§ Exercise:
Return every line below in which "medium" appears.

§ Data section:
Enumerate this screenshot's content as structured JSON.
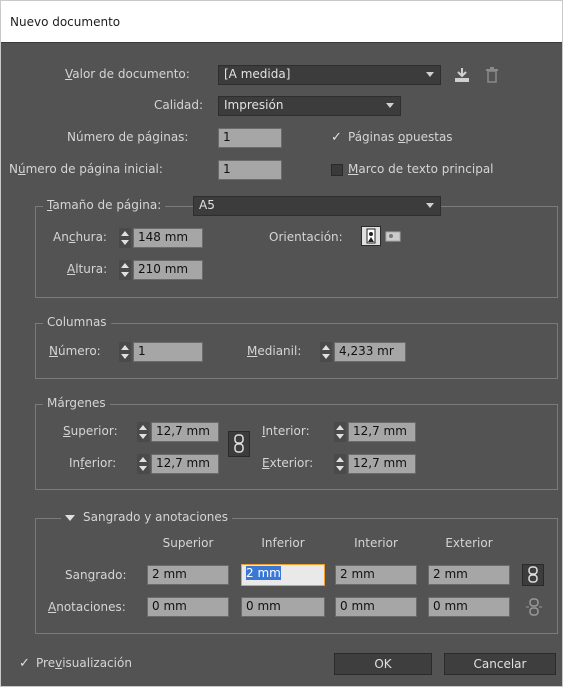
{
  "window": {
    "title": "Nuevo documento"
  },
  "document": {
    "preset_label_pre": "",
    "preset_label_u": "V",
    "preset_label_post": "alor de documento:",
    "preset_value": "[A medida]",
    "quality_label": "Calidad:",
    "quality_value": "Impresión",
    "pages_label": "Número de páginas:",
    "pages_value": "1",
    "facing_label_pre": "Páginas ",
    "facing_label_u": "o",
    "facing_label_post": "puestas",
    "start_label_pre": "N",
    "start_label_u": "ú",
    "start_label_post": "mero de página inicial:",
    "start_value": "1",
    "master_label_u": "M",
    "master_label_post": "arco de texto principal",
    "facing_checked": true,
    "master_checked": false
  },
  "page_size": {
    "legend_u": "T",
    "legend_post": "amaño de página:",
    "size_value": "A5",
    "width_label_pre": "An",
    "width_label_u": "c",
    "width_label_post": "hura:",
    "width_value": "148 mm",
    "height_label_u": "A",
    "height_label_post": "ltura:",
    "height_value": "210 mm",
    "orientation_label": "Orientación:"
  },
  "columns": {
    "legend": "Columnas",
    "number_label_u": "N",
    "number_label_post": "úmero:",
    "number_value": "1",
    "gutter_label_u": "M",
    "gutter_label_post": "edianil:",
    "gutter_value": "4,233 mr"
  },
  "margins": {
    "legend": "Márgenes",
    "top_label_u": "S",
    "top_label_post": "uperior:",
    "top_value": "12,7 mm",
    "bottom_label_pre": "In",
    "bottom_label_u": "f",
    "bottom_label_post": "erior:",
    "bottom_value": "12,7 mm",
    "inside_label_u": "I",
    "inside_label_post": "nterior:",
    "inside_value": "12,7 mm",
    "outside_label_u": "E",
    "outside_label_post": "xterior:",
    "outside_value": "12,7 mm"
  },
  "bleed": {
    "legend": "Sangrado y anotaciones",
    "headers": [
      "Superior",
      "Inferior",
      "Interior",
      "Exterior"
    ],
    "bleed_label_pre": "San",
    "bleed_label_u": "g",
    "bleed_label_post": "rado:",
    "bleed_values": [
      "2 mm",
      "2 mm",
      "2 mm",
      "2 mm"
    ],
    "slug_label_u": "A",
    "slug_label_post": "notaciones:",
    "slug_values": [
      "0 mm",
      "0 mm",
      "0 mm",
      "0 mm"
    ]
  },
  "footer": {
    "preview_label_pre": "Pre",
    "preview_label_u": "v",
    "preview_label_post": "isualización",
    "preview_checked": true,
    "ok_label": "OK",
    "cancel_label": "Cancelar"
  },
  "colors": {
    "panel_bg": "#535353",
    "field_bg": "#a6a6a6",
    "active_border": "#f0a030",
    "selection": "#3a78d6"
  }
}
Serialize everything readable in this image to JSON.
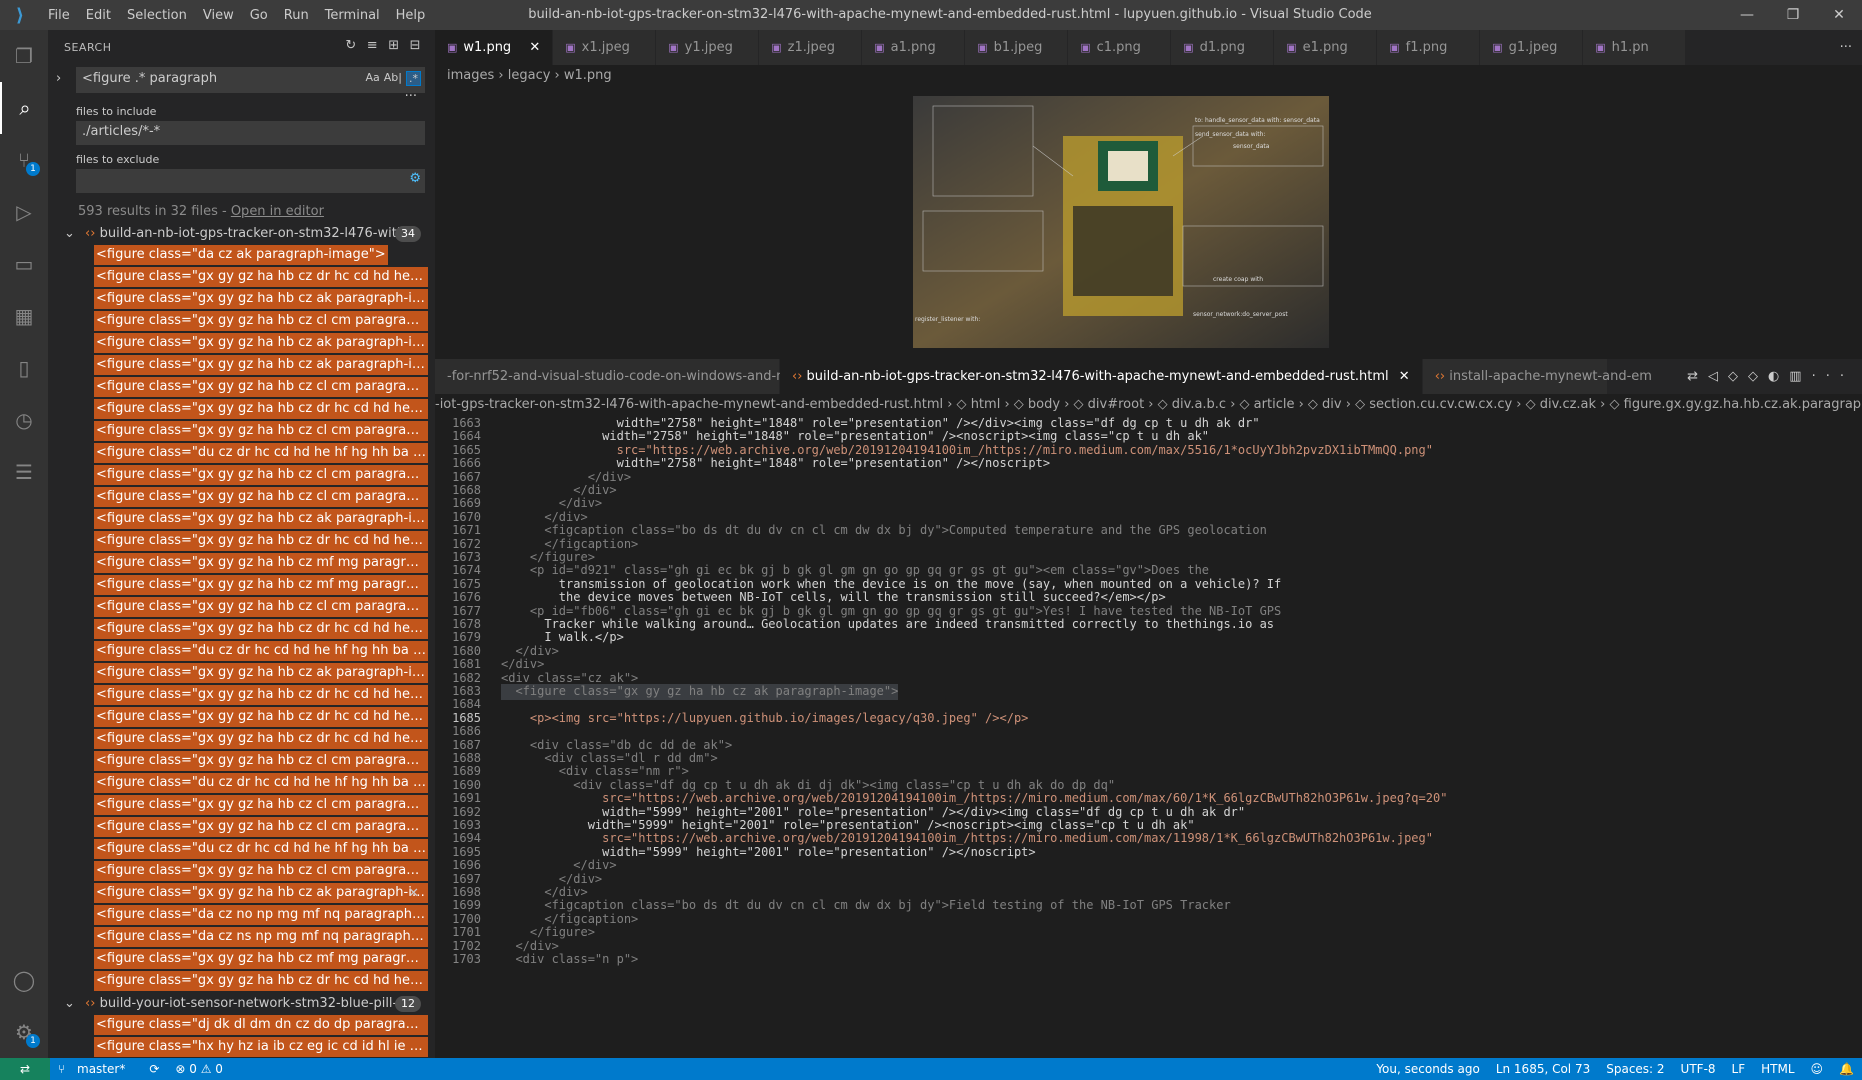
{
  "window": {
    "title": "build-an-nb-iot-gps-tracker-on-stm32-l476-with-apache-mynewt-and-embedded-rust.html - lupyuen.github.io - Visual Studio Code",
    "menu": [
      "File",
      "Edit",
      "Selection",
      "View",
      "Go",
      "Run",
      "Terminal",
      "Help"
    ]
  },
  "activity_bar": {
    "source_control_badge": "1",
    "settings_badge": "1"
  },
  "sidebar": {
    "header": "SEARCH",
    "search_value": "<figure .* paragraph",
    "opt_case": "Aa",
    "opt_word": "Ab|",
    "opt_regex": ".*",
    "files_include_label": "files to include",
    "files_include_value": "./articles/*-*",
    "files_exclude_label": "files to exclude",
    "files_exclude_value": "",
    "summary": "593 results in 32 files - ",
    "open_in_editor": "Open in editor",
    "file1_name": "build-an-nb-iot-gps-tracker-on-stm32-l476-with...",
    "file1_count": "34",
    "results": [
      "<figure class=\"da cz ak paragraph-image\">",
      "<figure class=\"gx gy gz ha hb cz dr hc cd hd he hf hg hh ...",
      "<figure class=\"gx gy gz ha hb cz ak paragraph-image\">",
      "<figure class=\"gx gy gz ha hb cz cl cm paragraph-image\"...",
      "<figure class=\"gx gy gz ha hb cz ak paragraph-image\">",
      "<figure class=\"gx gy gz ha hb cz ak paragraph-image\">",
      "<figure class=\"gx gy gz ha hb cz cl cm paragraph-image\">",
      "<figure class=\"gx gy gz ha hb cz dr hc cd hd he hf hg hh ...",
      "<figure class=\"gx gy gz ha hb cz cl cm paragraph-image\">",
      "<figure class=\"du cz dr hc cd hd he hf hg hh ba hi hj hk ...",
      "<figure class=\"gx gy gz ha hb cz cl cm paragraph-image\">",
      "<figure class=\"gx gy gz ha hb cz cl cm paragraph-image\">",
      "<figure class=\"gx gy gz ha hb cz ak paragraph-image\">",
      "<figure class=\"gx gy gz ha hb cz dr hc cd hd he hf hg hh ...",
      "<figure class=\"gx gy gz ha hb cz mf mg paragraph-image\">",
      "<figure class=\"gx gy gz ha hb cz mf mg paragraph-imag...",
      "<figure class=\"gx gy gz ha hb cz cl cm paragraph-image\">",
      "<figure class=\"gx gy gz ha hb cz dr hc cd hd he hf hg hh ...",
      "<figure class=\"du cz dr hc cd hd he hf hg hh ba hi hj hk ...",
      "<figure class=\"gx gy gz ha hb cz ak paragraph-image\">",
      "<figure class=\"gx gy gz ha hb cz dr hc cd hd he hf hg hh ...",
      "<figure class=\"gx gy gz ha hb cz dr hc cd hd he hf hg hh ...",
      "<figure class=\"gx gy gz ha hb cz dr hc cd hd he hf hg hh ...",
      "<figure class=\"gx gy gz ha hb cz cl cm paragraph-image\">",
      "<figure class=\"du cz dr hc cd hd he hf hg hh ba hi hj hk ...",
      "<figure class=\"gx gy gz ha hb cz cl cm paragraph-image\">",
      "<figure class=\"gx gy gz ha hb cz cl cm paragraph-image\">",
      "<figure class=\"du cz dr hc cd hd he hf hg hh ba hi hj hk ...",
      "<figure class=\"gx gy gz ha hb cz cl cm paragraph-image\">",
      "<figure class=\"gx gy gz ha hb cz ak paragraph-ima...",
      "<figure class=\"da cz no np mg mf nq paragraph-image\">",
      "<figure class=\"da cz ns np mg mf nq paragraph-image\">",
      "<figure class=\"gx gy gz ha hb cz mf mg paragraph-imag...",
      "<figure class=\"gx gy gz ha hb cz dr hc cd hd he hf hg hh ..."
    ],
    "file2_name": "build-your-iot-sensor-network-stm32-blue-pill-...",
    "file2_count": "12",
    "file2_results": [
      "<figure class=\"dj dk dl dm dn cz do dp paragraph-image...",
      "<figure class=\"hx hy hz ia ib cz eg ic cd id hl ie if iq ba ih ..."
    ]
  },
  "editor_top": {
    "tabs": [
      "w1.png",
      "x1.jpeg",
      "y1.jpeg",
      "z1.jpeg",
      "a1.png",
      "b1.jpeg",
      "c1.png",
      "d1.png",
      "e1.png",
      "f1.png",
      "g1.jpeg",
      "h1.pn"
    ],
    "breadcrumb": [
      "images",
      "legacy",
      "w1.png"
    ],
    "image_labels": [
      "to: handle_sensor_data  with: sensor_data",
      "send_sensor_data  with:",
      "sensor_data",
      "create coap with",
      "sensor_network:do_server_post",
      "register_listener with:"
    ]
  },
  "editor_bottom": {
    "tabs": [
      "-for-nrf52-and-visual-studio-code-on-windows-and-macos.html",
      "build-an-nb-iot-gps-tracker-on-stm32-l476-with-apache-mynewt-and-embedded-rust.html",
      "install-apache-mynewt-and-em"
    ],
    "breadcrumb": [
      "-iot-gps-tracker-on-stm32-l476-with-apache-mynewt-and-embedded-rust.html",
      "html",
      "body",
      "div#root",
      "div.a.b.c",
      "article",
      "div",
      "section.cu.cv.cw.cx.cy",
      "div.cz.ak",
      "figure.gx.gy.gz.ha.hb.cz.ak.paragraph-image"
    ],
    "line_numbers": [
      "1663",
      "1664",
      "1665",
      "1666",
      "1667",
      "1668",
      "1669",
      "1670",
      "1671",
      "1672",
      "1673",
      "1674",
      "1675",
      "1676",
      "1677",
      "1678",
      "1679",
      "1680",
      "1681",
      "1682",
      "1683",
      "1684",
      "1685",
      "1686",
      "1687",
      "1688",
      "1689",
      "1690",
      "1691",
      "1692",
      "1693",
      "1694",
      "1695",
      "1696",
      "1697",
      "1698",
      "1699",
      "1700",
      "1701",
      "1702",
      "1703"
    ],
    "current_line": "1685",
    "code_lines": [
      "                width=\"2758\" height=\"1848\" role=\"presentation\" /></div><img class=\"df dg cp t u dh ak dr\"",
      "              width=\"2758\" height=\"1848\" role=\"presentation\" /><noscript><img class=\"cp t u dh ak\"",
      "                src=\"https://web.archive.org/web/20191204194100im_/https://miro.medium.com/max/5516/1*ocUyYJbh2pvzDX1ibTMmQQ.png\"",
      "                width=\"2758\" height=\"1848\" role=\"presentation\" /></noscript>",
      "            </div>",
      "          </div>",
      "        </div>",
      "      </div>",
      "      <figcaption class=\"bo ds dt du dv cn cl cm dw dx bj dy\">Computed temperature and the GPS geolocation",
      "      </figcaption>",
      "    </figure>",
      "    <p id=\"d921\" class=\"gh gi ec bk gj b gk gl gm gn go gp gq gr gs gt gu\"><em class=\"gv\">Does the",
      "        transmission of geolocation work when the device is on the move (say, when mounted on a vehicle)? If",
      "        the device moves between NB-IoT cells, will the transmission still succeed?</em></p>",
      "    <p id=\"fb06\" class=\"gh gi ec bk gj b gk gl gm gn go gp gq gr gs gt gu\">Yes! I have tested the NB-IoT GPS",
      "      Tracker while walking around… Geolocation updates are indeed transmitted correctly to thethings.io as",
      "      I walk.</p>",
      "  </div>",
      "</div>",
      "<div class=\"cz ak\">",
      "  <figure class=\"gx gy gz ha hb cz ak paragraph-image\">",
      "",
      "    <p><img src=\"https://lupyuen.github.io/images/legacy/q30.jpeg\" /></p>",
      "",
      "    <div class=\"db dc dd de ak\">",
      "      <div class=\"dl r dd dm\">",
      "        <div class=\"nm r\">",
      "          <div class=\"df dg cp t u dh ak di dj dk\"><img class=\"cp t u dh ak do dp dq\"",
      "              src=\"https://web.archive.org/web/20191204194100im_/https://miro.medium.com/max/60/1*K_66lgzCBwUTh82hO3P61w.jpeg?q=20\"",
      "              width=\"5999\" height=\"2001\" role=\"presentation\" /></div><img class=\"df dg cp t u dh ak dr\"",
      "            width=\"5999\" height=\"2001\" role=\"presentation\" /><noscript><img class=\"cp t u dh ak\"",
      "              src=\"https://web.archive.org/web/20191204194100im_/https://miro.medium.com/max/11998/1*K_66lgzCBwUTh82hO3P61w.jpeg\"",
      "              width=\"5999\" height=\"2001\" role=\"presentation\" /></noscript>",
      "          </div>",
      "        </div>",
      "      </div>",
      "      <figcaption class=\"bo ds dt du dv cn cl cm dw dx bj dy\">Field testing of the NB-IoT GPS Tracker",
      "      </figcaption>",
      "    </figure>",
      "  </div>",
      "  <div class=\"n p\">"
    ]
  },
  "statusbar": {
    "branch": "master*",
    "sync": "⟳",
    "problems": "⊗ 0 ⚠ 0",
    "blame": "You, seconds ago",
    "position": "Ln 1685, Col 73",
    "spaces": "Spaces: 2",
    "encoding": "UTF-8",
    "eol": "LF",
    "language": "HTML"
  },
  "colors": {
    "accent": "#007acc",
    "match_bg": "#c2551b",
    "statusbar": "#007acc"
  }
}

§ Exercise response:
      "                src=\"https://web.archive.org/web/20191204194100im_/https://miro.medium.com/max/5516/1*ocUyYJbh2pvzDX1ibTMmQQ.png\"",
      "              src=\"https://web.archive.org/web/20191204194100im_/https://miro.medium.com/max/60/1*K_66lgzCBwUTh82hO3P61w.jpeg?q=20\"",
      "              src=\"https://web.archive.org/web/20191204194100im_/https://miro.medium.com/max/11998/1*K_66lgzCBwUTh82hO3P61w.jpeg\"",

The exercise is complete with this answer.